■ What needs to be done ■
Copy all the data exactly, except the pictures.

■ Data rows ■
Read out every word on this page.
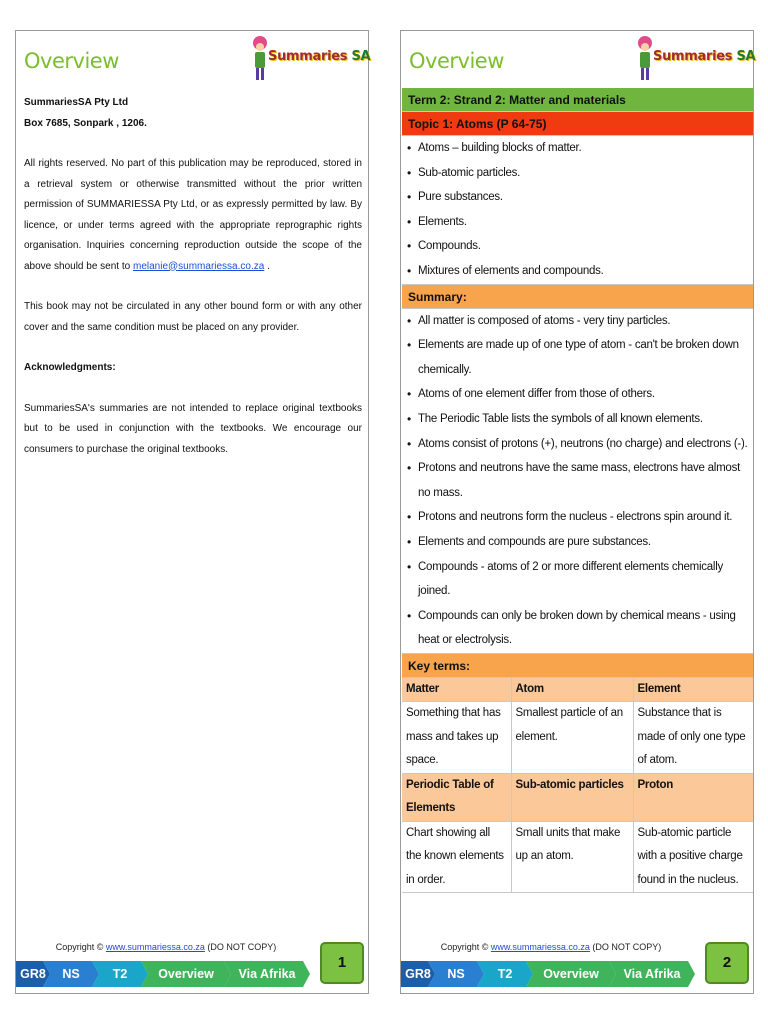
Overview	Summaries SA
SummariesSA Pty Ltd
Box 7685, Sonpark , 1206.

All rights reserved. No part of this publication may be reproduced, stored in a retrieval system or otherwise transmitted without the prior written permission of SUMMARIESSA Pty Ltd, or as expressly permitted by law. By licence, or under terms agreed with the appropriate reprographic rights organisation. Inquiries concerning reproduction outside the scope of the above should be sent to melanie@summariessa.co.za .

This book may not be circulated in any other bound form or with any other cover and the same condition must be placed on any provider.

Acknowledgments:

SummariesSA's summaries are not intended to replace original textbooks but to be used in conjunction with the textbooks. We encourage our consumers to purchase the original textbooks.

Copyright © www.summariessa.co.za (DO NOT COPY)
GR8	NS	T2	Overview	Via Afrika
1
Overview	Summaries SA
Term 2: Strand 2: Matter and materials
Topic 1: Atoms (P 64-75)
• Atoms – building blocks of matter.
• Sub-atomic particles.
• Pure substances.
• Elements.
• Compounds.
• Mixtures of elements and compounds.
Summary:
• All matter is composed of atoms - very tiny particles.
• Elements are made up of one type of atom - can't be broken down chemically.
• Atoms of one element differ from those of others.
• The Periodic Table lists the symbols of all known elements.
• Atoms consist of protons (+), neutrons (no charge) and electrons (-).
• Protons and neutrons have the same mass, electrons have almost no mass.
• Protons and neutrons form the nucleus - electrons spin around it.
• Elements and compounds are pure substances.
• Compounds - atoms of 2 or more different elements chemically joined.
• Compounds can only be broken down by chemical means - using heat or electrolysis.
Key terms:
Matter	Atom	Element
Something that has mass and takes up space.	Smallest particle of an element.	Substance that is made of only one type of atom.
Periodic Table of Elements	Sub-atomic particles	Proton
Chart showing all the known elements in order.	Small units that make up an atom.	Sub-atomic particle with a positive charge found in the nucleus.
Copyright © www.summariessa.co.za (DO NOT COPY)
GR8	NS	T2	Overview	Via Afrika
2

■ Response ■
Read out every word on this page.
Overview	Summaries SA
SummariesSA Pty Ltd
Box 7685, Sonpark , 1206.

All rights reserved. No part of this publication may be reproduced, stored in a retrieval system or otherwise transmitted without the prior written permission of SUMMARIESSA Pty Ltd, or as expressly permitted by law. By licence, or under terms agreed with the appropriate reprographic rights organisation. Inquiries concerning reproduction outside the scope of the above should be sent to melanie@summariessa.co.za .

This book may not be circulated in any other bound form or with any other cover and the same condition must be placed on any provider.

Acknowledgments:

SummariesSA's summaries are not intended to replace original textbooks but to be used in conjunction with the textbooks. We encourage our consumers to purchase the original textbooks.

Copyright © www.summariessa.co.za (DO NOT COPY)
GR8	NS	T2	Overview	Via Afrika
1
Overview	Summaries SA
Term 2: Strand 2: Matter and materials
Topic 1: Atoms (P 64-75)
• Atoms – building blocks of matter.
• Sub-atomic particles.
• Pure substances.
• Elements.
• Compounds.
• Mixtures of elements and compounds.
Summary:
• All matter is composed of atoms - very tiny particles.
• Elements are made up of one type of atom - can't be broken down chemically.
• Atoms of one element differ from those of others.
• The Periodic Table lists the symbols of all known elements.
• Atoms consist of protons (+), neutrons (no charge) and electrons (-).
• Protons and neutrons have the same mass, electrons have almost no mass.
• Protons and neutrons form the nucleus - electrons spin around it.
• Elements and compounds are pure substances.
• Compounds - atoms of 2 or more different elements chemically joined.
• Compounds can only be broken down by chemical means - using heat or electrolysis.
Key terms:
Matter	Atom	Element
Something that has mass and takes up space.	Smallest particle of an element.	Substance that is made of only one type of atom.
Periodic Table of Elements	Sub-atomic particles	Proton
Chart showing all the known elements in order.	Small units that make up an atom.	Sub-atomic particle with a positive charge found in the nucleus.
Copyright © www.summariessa.co.za (DO NOT COPY)
GR8	NS	T2	Overview	Via Afrika
2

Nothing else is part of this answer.